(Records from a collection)
•••••

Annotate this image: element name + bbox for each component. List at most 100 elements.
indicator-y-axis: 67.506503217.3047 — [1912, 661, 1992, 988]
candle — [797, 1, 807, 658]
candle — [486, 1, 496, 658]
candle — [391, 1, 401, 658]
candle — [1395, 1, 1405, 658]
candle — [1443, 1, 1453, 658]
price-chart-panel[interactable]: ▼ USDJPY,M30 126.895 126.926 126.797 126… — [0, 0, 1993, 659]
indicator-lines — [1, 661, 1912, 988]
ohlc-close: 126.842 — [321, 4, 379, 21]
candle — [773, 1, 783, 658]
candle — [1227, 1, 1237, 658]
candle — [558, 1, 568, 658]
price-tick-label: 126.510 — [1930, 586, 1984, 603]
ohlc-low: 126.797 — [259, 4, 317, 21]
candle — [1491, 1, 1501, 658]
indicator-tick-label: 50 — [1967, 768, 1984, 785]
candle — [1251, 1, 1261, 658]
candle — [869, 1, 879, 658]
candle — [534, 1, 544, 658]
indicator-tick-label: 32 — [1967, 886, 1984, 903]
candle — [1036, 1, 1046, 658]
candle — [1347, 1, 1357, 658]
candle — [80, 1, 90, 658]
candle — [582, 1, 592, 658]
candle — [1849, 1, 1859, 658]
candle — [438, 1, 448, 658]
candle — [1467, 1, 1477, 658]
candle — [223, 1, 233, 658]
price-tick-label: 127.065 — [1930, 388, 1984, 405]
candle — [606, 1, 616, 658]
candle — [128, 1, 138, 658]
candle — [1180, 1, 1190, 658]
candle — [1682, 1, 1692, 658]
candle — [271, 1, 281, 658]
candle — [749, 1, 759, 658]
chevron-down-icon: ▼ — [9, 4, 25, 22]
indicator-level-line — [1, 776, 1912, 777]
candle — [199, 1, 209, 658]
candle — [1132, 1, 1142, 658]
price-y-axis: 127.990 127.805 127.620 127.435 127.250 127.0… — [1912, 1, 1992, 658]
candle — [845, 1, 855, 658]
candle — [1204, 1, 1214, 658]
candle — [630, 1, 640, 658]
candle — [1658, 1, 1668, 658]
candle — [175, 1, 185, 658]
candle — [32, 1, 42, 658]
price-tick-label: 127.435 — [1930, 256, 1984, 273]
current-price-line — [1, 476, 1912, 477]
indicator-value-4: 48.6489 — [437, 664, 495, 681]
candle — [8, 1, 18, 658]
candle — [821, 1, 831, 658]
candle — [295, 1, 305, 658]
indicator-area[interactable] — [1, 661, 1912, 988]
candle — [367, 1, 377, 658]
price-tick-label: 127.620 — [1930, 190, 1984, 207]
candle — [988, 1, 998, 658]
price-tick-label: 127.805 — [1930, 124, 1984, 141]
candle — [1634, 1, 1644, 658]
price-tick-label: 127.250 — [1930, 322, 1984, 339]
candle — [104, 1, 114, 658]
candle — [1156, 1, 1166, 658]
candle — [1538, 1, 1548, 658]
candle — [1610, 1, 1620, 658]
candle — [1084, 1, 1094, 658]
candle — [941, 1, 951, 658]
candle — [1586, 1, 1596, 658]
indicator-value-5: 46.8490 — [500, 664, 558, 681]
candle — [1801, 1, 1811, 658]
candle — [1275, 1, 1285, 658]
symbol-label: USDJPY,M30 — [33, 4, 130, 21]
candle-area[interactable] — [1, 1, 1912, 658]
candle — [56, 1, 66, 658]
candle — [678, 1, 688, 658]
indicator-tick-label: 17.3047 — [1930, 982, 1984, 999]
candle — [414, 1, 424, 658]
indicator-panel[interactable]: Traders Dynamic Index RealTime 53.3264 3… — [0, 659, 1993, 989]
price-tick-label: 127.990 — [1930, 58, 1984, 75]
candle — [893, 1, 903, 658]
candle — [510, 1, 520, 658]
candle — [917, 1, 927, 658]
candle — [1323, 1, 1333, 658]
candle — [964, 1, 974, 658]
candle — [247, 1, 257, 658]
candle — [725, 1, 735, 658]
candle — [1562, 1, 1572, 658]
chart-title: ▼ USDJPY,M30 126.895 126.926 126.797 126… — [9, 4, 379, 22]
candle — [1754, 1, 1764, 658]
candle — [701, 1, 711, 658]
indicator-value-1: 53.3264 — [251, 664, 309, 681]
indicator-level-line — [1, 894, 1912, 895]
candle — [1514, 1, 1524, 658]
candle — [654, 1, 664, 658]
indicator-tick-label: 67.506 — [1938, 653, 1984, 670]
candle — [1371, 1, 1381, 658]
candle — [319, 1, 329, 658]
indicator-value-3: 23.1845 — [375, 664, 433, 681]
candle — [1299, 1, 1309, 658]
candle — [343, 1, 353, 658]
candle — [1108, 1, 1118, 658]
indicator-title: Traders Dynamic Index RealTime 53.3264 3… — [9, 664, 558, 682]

•••••

● **TASK PROMPT**
Reproduce every one of the lines above without changing anything.

● **THE RESULT**
Annotate this image: element name + bbox for each component. List at most 100 elements.
indicator-y-axis: 67.506503217.3047 — [1912, 661, 1992, 988]
candle — [797, 1, 807, 658]
candle — [486, 1, 496, 658]
candle — [391, 1, 401, 658]
candle — [1395, 1, 1405, 658]
candle — [1443, 1, 1453, 658]
price-chart-panel[interactable]: ▼ USDJPY,M30 126.895 126.926 126.797 126… — [0, 0, 1993, 659]
indicator-lines — [1, 661, 1912, 988]
ohlc-close: 126.842 — [321, 4, 379, 21]
candle — [773, 1, 783, 658]
candle — [1227, 1, 1237, 658]
candle — [558, 1, 568, 658]
price-tick-label: 126.510 — [1930, 586, 1984, 603]
ohlc-low: 126.797 — [259, 4, 317, 21]
candle — [1491, 1, 1501, 658]
indicator-tick-label: 50 — [1967, 768, 1984, 785]
candle — [1251, 1, 1261, 658]
candle — [869, 1, 879, 658]
candle — [534, 1, 544, 658]
indicator-tick-label: 32 — [1967, 886, 1984, 903]
candle — [1036, 1, 1046, 658]
candle — [1347, 1, 1357, 658]
candle — [80, 1, 90, 658]
candle — [582, 1, 592, 658]
candle — [1849, 1, 1859, 658]
candle — [438, 1, 448, 658]
candle — [1467, 1, 1477, 658]
candle — [223, 1, 233, 658]
price-tick-label: 127.065 — [1930, 388, 1984, 405]
candle — [606, 1, 616, 658]
candle — [128, 1, 138, 658]
candle — [1180, 1, 1190, 658]
candle — [1682, 1, 1692, 658]
candle — [271, 1, 281, 658]
candle — [749, 1, 759, 658]
chevron-down-icon: ▼ — [9, 4, 25, 22]
indicator-level-line — [1, 776, 1912, 777]
candle — [199, 1, 209, 658]
candle — [1132, 1, 1142, 658]
price-y-axis: 127.990 127.805 127.620 127.435 127.250 127.0… — [1912, 1, 1992, 658]
candle — [845, 1, 855, 658]
candle — [1204, 1, 1214, 658]
candle — [630, 1, 640, 658]
candle — [1658, 1, 1668, 658]
candle — [175, 1, 185, 658]
candle — [32, 1, 42, 658]
price-tick-label: 127.435 — [1930, 256, 1984, 273]
current-price-line — [1, 476, 1912, 477]
indicator-value-4: 48.6489 — [437, 664, 495, 681]
candle — [8, 1, 18, 658]
candle — [821, 1, 831, 658]
candle — [295, 1, 305, 658]
indicator-area[interactable] — [1, 661, 1912, 988]
candle — [367, 1, 377, 658]
price-tick-label: 127.620 — [1930, 190, 1984, 207]
candle — [988, 1, 998, 658]
price-tick-label: 127.805 — [1930, 124, 1984, 141]
candle — [1634, 1, 1644, 658]
price-tick-label: 127.250 — [1930, 322, 1984, 339]
candle — [104, 1, 114, 658]
candle — [1156, 1, 1166, 658]
candle — [1538, 1, 1548, 658]
candle — [1610, 1, 1620, 658]
candle — [1084, 1, 1094, 658]
candle — [941, 1, 951, 658]
candle — [1586, 1, 1596, 658]
indicator-value-5: 46.8490 — [500, 664, 558, 681]
candle — [1801, 1, 1811, 658]
candle — [1275, 1, 1285, 658]
symbol-label: USDJPY,M30 — [33, 4, 130, 21]
candle-area[interactable] — [1, 1, 1912, 658]
candle — [56, 1, 66, 658]
candle — [678, 1, 688, 658]
indicator-tick-label: 17.3047 — [1930, 982, 1984, 999]
candle — [414, 1, 424, 658]
indicator-panel[interactable]: Traders Dynamic Index RealTime 53.3264 3… — [0, 659, 1993, 989]
price-tick-label: 127.990 — [1930, 58, 1984, 75]
candle — [893, 1, 903, 658]
candle — [510, 1, 520, 658]
candle — [917, 1, 927, 658]
candle — [1323, 1, 1333, 658]
candle — [964, 1, 974, 658]
candle — [247, 1, 257, 658]
candle — [725, 1, 735, 658]
candle — [1562, 1, 1572, 658]
chart-title: ▼ USDJPY,M30 126.895 126.926 126.797 126… — [9, 4, 379, 22]
candle — [1754, 1, 1764, 658]
candle — [701, 1, 711, 658]
indicator-value-1: 53.3264 — [251, 664, 309, 681]
indicator-level-line — [1, 894, 1912, 895]
candle — [1514, 1, 1524, 658]
candle — [654, 1, 664, 658]
indicator-tick-label: 67.506 — [1938, 653, 1984, 670]
candle — [1371, 1, 1381, 658]
candle — [319, 1, 329, 658]
indicator-value-3: 23.1845 — [375, 664, 433, 681]
candle — [1299, 1, 1309, 658]
candle — [343, 1, 353, 658]
candle — [1108, 1, 1118, 658]
indicator-title: Traders Dynamic Index RealTime 53.3264 3… — [9, 664, 558, 682]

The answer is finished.